** START OF Exercise material **

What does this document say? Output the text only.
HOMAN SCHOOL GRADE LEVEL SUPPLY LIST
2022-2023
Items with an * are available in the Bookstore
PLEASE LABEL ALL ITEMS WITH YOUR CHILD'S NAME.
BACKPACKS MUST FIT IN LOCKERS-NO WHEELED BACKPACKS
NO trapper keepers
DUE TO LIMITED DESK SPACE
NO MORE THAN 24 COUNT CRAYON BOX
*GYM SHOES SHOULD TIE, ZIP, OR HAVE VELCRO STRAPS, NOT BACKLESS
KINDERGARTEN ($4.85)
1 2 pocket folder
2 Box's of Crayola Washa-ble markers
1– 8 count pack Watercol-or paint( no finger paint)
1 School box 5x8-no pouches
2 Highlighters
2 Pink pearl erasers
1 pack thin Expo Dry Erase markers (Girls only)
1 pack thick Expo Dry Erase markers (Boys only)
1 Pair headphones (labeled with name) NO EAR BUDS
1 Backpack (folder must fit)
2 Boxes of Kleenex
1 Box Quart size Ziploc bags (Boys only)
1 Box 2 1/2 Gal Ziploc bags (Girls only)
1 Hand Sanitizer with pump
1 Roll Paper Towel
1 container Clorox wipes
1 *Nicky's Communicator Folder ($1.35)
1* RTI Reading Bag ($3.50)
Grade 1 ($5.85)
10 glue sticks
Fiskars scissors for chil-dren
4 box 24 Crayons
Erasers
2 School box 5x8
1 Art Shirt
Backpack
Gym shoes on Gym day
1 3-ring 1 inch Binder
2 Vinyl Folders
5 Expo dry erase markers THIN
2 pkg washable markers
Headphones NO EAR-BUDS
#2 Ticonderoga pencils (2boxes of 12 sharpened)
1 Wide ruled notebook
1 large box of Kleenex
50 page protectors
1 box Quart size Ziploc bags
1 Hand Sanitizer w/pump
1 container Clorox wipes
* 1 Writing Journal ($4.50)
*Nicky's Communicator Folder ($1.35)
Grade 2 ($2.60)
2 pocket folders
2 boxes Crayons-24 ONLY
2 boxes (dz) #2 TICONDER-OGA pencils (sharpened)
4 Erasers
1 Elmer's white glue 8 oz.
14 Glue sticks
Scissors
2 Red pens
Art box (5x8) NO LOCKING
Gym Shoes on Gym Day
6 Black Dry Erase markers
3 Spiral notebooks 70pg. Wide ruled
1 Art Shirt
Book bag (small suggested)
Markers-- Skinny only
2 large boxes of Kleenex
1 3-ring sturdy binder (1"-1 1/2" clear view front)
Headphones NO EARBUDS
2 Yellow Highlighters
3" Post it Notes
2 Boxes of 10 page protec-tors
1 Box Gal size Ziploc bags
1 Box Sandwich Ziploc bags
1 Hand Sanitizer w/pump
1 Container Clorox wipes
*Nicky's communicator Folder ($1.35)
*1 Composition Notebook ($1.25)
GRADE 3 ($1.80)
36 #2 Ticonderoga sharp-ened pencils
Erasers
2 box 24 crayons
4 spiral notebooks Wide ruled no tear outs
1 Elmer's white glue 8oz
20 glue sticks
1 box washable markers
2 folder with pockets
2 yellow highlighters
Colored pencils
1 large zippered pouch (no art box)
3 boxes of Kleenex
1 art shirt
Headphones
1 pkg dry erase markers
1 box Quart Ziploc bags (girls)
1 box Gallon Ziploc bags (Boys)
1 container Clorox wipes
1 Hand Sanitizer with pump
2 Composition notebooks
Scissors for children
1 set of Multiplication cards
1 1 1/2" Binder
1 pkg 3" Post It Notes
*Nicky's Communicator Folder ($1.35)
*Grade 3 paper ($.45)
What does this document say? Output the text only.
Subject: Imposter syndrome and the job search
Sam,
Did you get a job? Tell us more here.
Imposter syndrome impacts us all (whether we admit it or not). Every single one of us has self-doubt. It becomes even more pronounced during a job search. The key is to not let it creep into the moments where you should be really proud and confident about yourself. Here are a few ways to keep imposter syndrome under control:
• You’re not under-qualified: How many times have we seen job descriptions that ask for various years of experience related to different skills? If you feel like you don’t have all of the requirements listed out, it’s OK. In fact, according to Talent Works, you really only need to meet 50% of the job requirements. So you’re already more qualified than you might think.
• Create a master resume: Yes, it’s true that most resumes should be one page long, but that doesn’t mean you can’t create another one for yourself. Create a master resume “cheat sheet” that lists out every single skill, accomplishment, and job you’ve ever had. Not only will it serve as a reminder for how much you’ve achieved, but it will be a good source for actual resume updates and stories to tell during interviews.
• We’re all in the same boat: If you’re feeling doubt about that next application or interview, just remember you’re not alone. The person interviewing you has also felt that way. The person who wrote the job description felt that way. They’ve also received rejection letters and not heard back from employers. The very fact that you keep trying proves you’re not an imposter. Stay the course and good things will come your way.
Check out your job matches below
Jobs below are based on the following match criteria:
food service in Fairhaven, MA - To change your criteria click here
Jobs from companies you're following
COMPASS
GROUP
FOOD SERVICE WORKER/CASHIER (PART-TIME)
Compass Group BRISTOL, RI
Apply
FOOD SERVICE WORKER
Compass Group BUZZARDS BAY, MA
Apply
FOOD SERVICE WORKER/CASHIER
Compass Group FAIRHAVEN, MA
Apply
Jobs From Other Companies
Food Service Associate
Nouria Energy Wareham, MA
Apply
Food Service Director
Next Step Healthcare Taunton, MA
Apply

** END OF Exercise material **

What you will do ▸
Reproduce the material in full, with no word added or dropped.

Response to the task ▸
What does this document say? Output the text only.
HOMAN SCHOOL GRADE LEVEL SUPPLY LIST
2022-2023
Items with an * are available in the Bookstore
PLEASE LABEL ALL ITEMS WITH YOUR CHILD'S NAME.
BACKPACKS MUST FIT IN LOCKERS-NO WHEELED BACKPACKS
NO trapper keepers
DUE TO LIMITED DESK SPACE
NO MORE THAN 24 COUNT CRAYON BOX
*GYM SHOES SHOULD TIE, ZIP, OR HAVE VELCRO STRAPS, NOT BACKLESS
KINDERGARTEN ($4.85)
1 2 pocket folder
2 Box's of Crayola Washa-ble markers
1– 8 count pack Watercol-or paint( no finger paint)
1 School box 5x8-no pouches
2 Highlighters
2 Pink pearl erasers
1 pack thin Expo Dry Erase markers (Girls only)
1 pack thick Expo Dry Erase markers (Boys only)
1 Pair headphones (labeled with name) NO EAR BUDS
1 Backpack (folder must fit)
2 Boxes of Kleenex
1 Box Quart size Ziploc bags (Boys only)
1 Box 2 1/2 Gal Ziploc bags (Girls only)
1 Hand Sanitizer with pump
1 Roll Paper Towel
1 container Clorox wipes
1 *Nicky's Communicator Folder ($1.35)
1* RTI Reading Bag ($3.50)
Grade 1 ($5.85)
10 glue sticks
Fiskars scissors for chil-dren
4 box 24 Crayons
Erasers
2 School box 5x8
1 Art Shirt
Backpack
Gym shoes on Gym day
1 3-ring 1 inch Binder
2 Vinyl Folders
5 Expo dry erase markers THIN
2 pkg washable markers
Headphones NO EAR-BUDS
#2 Ticonderoga pencils (2boxes of 12 sharpened)
1 Wide ruled notebook
1 large box of Kleenex
50 page protectors
1 box Quart size Ziploc bags
1 Hand Sanitizer w/pump
1 container Clorox wipes
* 1 Writing Journal ($4.50)
*Nicky's Communicator Folder ($1.35)
Grade 2 ($2.60)
2 pocket folders
2 boxes Crayons-24 ONLY
2 boxes (dz) #2 TICONDER-OGA pencils (sharpened)
4 Erasers
1 Elmer's white glue 8 oz.
14 Glue sticks
Scissors
2 Red pens
Art box (5x8) NO LOCKING
Gym Shoes on Gym Day
6 Black Dry Erase markers
3 Spiral notebooks 70pg. Wide ruled
1 Art Shirt
Book bag (small suggested)
Markers-- Skinny only
2 large boxes of Kleenex
1 3-ring sturdy binder (1"-1 1/2" clear view front)
Headphones NO EARBUDS
2 Yellow Highlighters
3" Post it Notes
2 Boxes of 10 page protec-tors
1 Box Gal size Ziploc bags
1 Box Sandwich Ziploc bags
1 Hand Sanitizer w/pump
1 Container Clorox wipes
*Nicky's communicator Folder ($1.35)
*1 Composition Notebook ($1.25)
GRADE 3 ($1.80)
36 #2 Ticonderoga sharp-ened pencils
Erasers
2 box 24 crayons
4 spiral notebooks Wide ruled no tear outs
1 Elmer's white glue 8oz
20 glue sticks
1 box washable markers
2 folder with pockets
2 yellow highlighters
Colored pencils
1 large zippered pouch (no art box)
3 boxes of Kleenex
1 art shirt
Headphones
1 pkg dry erase markers
1 box Quart Ziploc bags (girls)
1 box Gallon Ziploc bags (Boys)
1 container Clorox wipes
1 Hand Sanitizer with pump
2 Composition notebooks
Scissors for children
1 set of Multiplication cards
1 1 1/2" Binder
1 pkg 3" Post It Notes
*Nicky's Communicator Folder ($1.35)
*Grade 3 paper ($.45)
What does this document say? Output the text only.
Subject: Imposter syndrome and the job search
Sam,
Did you get a job? Tell us more here.
Imposter syndrome impacts us all (whether we admit it or not). Every single one of us has self-doubt. It becomes even more pronounced during a job search. The key is to not let it creep into the moments where you should be really proud and confident about yourself. Here are a few ways to keep imposter syndrome under control:
• You’re not under-qualified: How many times have we seen job descriptions that ask for various years of experience related to different skills? If you feel like you don’t have all of the requirements listed out, it’s OK. In fact, according to Talent Works, you really only need to meet 50% of the job requirements. So you’re already more qualified than you might think.
• Create a master resume: Yes, it’s true that most resumes should be one page long, but that doesn’t mean you can’t create another one for yourself. Create a master resume “cheat sheet” that lists out every single skill, accomplishment, and job you’ve ever had. Not only will it serve as a reminder for how much you’ve achieved, but it will be a good source for actual resume updates and stories to tell during interviews.
• We’re all in the same boat: If you’re feeling doubt about that next application or interview, just remember you’re not alone. The person interviewing you has also felt that way. The person who wrote the job description felt that way. They’ve also received rejection letters and not heard back from employers. The very fact that you keep trying proves you’re not an imposter. Stay the course and good things will come your way.
Check out your job matches below
Jobs below are based on the following match criteria:
food service in Fairhaven, MA - To change your criteria click here
Jobs from companies you're following
COMPASS
GROUP
FOOD SERVICE WORKER/CASHIER (PART-TIME)
Compass Group BRISTOL, RI
Apply
FOOD SERVICE WORKER
Compass Group BUZZARDS BAY, MA
Apply
FOOD SERVICE WORKER/CASHIER
Compass Group FAIRHAVEN, MA
Apply
Jobs From Other Companies
Food Service Associate
Nouria Energy Wareham, MA
Apply
Food Service Director
Next Step Healthcare Taunton, MA
Apply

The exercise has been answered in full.